### Given instruction
From the listing below, extract every line in which the word "Change" appears.

### Extracted material
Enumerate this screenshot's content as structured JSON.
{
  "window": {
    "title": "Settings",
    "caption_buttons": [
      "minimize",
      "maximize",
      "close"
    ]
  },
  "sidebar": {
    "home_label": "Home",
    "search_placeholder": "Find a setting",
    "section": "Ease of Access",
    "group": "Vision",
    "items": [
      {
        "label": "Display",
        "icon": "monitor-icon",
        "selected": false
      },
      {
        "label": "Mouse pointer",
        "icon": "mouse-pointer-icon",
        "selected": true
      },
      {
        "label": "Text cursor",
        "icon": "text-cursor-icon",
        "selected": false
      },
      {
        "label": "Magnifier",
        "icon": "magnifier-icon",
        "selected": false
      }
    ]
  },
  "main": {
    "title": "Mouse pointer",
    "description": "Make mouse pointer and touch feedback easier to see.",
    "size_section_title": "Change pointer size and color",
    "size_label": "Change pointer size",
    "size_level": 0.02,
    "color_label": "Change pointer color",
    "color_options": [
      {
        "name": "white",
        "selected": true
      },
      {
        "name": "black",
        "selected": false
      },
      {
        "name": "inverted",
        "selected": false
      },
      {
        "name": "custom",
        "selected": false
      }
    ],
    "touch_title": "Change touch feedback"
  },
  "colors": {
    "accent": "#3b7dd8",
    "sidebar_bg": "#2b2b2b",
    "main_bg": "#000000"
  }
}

### Written reply
    "size_section_title": "Change pointer size and color",
    "size_label": "Change pointer size",
    "color_label": "Change pointer color",
    "touch_title": "Change touch feedback"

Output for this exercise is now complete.